Goal of the exercise
Each entry in the listing below should be restated word for word.

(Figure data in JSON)
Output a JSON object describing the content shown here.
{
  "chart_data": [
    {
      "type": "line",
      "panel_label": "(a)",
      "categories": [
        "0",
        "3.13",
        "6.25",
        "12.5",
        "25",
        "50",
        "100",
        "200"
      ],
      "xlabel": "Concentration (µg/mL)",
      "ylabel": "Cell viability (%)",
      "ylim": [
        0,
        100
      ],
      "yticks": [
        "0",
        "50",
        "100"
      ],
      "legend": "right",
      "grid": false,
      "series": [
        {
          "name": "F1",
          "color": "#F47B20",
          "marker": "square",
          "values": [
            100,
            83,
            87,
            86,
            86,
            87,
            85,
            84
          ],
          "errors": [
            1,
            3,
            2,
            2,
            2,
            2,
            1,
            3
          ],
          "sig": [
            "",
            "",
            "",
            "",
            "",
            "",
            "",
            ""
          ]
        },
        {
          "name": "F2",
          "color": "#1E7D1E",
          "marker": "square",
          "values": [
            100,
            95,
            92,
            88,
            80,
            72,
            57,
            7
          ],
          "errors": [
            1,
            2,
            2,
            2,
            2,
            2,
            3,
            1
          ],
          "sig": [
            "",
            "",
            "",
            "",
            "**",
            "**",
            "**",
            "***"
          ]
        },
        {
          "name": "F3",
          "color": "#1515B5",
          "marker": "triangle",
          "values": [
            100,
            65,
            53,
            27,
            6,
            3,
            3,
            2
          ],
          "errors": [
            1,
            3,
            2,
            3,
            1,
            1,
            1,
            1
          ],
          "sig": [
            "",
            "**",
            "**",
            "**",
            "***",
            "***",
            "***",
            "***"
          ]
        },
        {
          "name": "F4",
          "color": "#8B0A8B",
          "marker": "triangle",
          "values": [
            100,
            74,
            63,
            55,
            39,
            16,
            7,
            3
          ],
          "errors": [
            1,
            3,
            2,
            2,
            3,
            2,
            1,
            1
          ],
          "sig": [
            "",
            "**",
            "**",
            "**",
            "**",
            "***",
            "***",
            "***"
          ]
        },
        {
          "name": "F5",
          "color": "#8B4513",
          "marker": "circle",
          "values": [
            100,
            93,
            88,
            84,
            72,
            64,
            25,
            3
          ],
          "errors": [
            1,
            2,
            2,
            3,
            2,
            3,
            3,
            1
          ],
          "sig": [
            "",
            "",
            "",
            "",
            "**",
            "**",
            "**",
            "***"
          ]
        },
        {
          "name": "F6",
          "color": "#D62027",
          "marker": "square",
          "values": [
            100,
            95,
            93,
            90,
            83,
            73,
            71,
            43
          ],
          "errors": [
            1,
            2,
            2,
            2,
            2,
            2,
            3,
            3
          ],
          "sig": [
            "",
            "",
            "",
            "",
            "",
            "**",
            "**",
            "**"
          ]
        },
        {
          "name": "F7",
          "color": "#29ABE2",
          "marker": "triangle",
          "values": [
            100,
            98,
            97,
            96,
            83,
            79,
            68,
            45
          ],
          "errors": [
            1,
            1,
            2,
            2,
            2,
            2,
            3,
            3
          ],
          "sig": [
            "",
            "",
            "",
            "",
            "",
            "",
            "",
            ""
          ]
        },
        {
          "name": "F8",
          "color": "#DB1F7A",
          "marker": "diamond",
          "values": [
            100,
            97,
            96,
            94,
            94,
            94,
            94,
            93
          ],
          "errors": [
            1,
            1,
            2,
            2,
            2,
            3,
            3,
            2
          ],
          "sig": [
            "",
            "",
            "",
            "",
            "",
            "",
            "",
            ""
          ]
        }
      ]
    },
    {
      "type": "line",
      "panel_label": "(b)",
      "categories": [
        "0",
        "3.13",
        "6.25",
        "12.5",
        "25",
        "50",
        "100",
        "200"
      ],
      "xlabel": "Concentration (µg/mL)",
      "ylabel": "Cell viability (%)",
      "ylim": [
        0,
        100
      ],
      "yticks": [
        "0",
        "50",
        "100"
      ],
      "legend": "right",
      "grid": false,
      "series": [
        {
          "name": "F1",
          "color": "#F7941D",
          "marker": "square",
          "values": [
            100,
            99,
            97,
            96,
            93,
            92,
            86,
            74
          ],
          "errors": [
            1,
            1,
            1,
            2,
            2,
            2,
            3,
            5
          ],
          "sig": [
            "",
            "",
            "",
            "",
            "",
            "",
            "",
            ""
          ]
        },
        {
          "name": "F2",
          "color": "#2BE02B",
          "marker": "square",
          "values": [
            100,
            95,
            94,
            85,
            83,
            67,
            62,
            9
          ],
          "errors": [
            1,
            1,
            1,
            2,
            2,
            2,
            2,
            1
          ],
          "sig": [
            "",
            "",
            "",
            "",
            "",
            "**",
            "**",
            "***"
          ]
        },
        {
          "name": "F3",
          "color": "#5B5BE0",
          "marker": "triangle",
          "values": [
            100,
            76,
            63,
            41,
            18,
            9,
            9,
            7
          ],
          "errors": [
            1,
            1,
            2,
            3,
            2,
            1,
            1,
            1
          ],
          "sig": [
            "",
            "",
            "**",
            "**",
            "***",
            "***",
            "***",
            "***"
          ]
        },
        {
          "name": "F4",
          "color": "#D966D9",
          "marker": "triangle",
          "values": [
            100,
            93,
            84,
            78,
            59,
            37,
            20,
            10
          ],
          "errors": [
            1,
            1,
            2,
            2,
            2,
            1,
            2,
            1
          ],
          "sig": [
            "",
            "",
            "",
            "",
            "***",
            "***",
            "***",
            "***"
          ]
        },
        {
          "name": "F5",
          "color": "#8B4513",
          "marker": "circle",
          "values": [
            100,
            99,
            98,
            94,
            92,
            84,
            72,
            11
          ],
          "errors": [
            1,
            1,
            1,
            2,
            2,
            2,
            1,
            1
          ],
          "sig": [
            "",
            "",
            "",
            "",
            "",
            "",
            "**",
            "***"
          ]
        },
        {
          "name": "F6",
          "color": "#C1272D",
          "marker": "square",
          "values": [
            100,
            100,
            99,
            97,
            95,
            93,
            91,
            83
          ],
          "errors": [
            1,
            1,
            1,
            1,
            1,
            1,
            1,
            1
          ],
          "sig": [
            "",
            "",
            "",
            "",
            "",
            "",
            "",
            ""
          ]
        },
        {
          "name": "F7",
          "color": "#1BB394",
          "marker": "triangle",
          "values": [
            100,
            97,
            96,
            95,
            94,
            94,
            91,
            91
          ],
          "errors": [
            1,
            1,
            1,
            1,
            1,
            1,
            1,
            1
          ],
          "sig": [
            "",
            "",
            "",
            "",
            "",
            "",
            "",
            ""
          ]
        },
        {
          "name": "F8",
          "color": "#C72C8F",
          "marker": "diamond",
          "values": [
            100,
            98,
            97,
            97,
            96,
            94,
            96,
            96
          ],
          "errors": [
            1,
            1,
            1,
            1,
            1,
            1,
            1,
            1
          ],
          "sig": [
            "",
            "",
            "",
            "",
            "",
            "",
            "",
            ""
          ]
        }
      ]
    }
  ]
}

Solution below
Output a JSON object describing the content shown here.
{
  "chart_data": [
    {
      "type": "line",
      "panel_label": "(a)",
      "categories": [
        "0",
        "3.13",
        "6.25",
        "12.5",
        "25",
        "50",
        "100",
        "200"
      ],
      "xlabel": "Concentration (µg/mL)",
      "ylabel": "Cell viability (%)",
      "ylim": [
        0,
        100
      ],
      "yticks": [
        "0",
        "50",
        "100"
      ],
      "legend": "right",
      "grid": false,
      "series": [
        {
          "name": "F1",
          "color": "#F47B20",
          "marker": "square",
          "values": [
            100,
            83,
            87,
            86,
            86,
            87,
            85,
            84
          ],
          "errors": [
            1,
            3,
            2,
            2,
            2,
            2,
            1,
            3
          ],
          "sig": [
            "",
            "",
            "",
            "",
            "",
            "",
            "",
            ""
          ]
        },
        {
          "name": "F2",
          "color": "#1E7D1E",
          "marker": "square",
          "values": [
            100,
            95,
            92,
            88,
            80,
            72,
            57,
            7
          ],
          "errors": [
            1,
            2,
            2,
            2,
            2,
            2,
            3,
            1
          ],
          "sig": [
            "",
            "",
            "",
            "",
            "**",
            "**",
            "**",
            "***"
          ]
        },
        {
          "name": "F3",
          "color": "#1515B5",
          "marker": "triangle",
          "values": [
            100,
            65,
            53,
            27,
            6,
            3,
            3,
            2
          ],
          "errors": [
            1,
            3,
            2,
            3,
            1,
            1,
            1,
            1
          ],
          "sig": [
            "",
            "**",
            "**",
            "**",
            "***",
            "***",
            "***",
            "***"
          ]
        },
        {
          "name": "F4",
          "color": "#8B0A8B",
          "marker": "triangle",
          "values": [
            100,
            74,
            63,
            55,
            39,
            16,
            7,
            3
          ],
          "errors": [
            1,
            3,
            2,
            2,
            3,
            2,
            1,
            1
          ],
          "sig": [
            "",
            "**",
            "**",
            "**",
            "**",
            "***",
            "***",
            "***"
          ]
        },
        {
          "name": "F5",
          "color": "#8B4513",
          "marker": "circle",
          "values": [
            100,
            93,
            88,
            84,
            72,
            64,
            25,
            3
          ],
          "errors": [
            1,
            2,
            2,
            3,
            2,
            3,
            3,
            1
          ],
          "sig": [
            "",
            "",
            "",
            "",
            "**",
            "**",
            "**",
            "***"
          ]
        },
        {
          "name": "F6",
          "color": "#D62027",
          "marker": "square",
          "values": [
            100,
            95,
            93,
            90,
            83,
            73,
            71,
            43
          ],
          "errors": [
            1,
            2,
            2,
            2,
            2,
            2,
            3,
            3
          ],
          "sig": [
            "",
            "",
            "",
            "",
            "",
            "**",
            "**",
            "**"
          ]
        },
        {
          "name": "F7",
          "color": "#29ABE2",
          "marker": "triangle",
          "values": [
            100,
            98,
            97,
            96,
            83,
            79,
            68,
            45
          ],
          "errors": [
            1,
            1,
            2,
            2,
            2,
            2,
            3,
            3
          ],
          "sig": [
            "",
            "",
            "",
            "",
            "",
            "",
            "",
            ""
          ]
        },
        {
          "name": "F8",
          "color": "#DB1F7A",
          "marker": "diamond",
          "values": [
            100,
            97,
            96,
            94,
            94,
            94,
            94,
            93
          ],
          "errors": [
            1,
            1,
            2,
            2,
            2,
            3,
            3,
            2
          ],
          "sig": [
            "",
            "",
            "",
            "",
            "",
            "",
            "",
            ""
          ]
        }
      ]
    },
    {
      "type": "line",
      "panel_label": "(b)",
      "categories": [
        "0",
        "3.13",
        "6.25",
        "12.5",
        "25",
        "50",
        "100",
        "200"
      ],
      "xlabel": "Concentration (µg/mL)",
      "ylabel": "Cell viability (%)",
      "ylim": [
        0,
        100
      ],
      "yticks": [
        "0",
        "50",
        "100"
      ],
      "legend": "right",
      "grid": false,
      "series": [
        {
          "name": "F1",
          "color": "#F7941D",
          "marker": "square",
          "values": [
            100,
            99,
            97,
            96,
            93,
            92,
            86,
            74
          ],
          "errors": [
            1,
            1,
            1,
            2,
            2,
            2,
            3,
            5
          ],
          "sig": [
            "",
            "",
            "",
            "",
            "",
            "",
            "",
            ""
          ]
        },
        {
          "name": "F2",
          "color": "#2BE02B",
          "marker": "square",
          "values": [
            100,
            95,
            94,
            85,
            83,
            67,
            62,
            9
          ],
          "errors": [
            1,
            1,
            1,
            2,
            2,
            2,
            2,
            1
          ],
          "sig": [
            "",
            "",
            "",
            "",
            "",
            "**",
            "**",
            "***"
          ]
        },
        {
          "name": "F3",
          "color": "#5B5BE0",
          "marker": "triangle",
          "values": [
            100,
            76,
            63,
            41,
            18,
            9,
            9,
            7
          ],
          "errors": [
            1,
            1,
            2,
            3,
            2,
            1,
            1,
            1
          ],
          "sig": [
            "",
            "",
            "**",
            "**",
            "***",
            "***",
            "***",
            "***"
          ]
        },
        {
          "name": "F4",
          "color": "#D966D9",
          "marker": "triangle",
          "values": [
            100,
            93,
            84,
            78,
            59,
            37,
            20,
            10
          ],
          "errors": [
            1,
            1,
            2,
            2,
            2,
            1,
            2,
            1
          ],
          "sig": [
            "",
            "",
            "",
            "",
            "***",
            "***",
            "***",
            "***"
          ]
        },
        {
          "name": "F5",
          "color": "#8B4513",
          "marker": "circle",
          "values": [
            100,
            99,
            98,
            94,
            92,
            84,
            72,
            11
          ],
          "errors": [
            1,
            1,
            1,
            2,
            2,
            2,
            1,
            1
          ],
          "sig": [
            "",
            "",
            "",
            "",
            "",
            "",
            "**",
            "***"
          ]
        },
        {
          "name": "F6",
          "color": "#C1272D",
          "marker": "square",
          "values": [
            100,
            100,
            99,
            97,
            95,
            93,
            91,
            83
          ],
          "errors": [
            1,
            1,
            1,
            1,
            1,
            1,
            1,
            1
          ],
          "sig": [
            "",
            "",
            "",
            "",
            "",
            "",
            "",
            ""
          ]
        },
        {
          "name": "F7",
          "color": "#1BB394",
          "marker": "triangle",
          "values": [
            100,
            97,
            96,
            95,
            94,
            94,
            91,
            91
          ],
          "errors": [
            1,
            1,
            1,
            1,
            1,
            1,
            1,
            1
          ],
          "sig": [
            "",
            "",
            "",
            "",
            "",
            "",
            "",
            ""
          ]
        },
        {
          "name": "F8",
          "color": "#C72C8F",
          "marker": "diamond",
          "values": [
            100,
            98,
            97,
            97,
            96,
            94,
            96,
            96
          ],
          "errors": [
            1,
            1,
            1,
            1,
            1,
            1,
            1,
            1
          ],
          "sig": [
            "",
            "",
            "",
            "",
            "",
            "",
            "",
            ""
          ]
        }
      ]
    }
  ]
}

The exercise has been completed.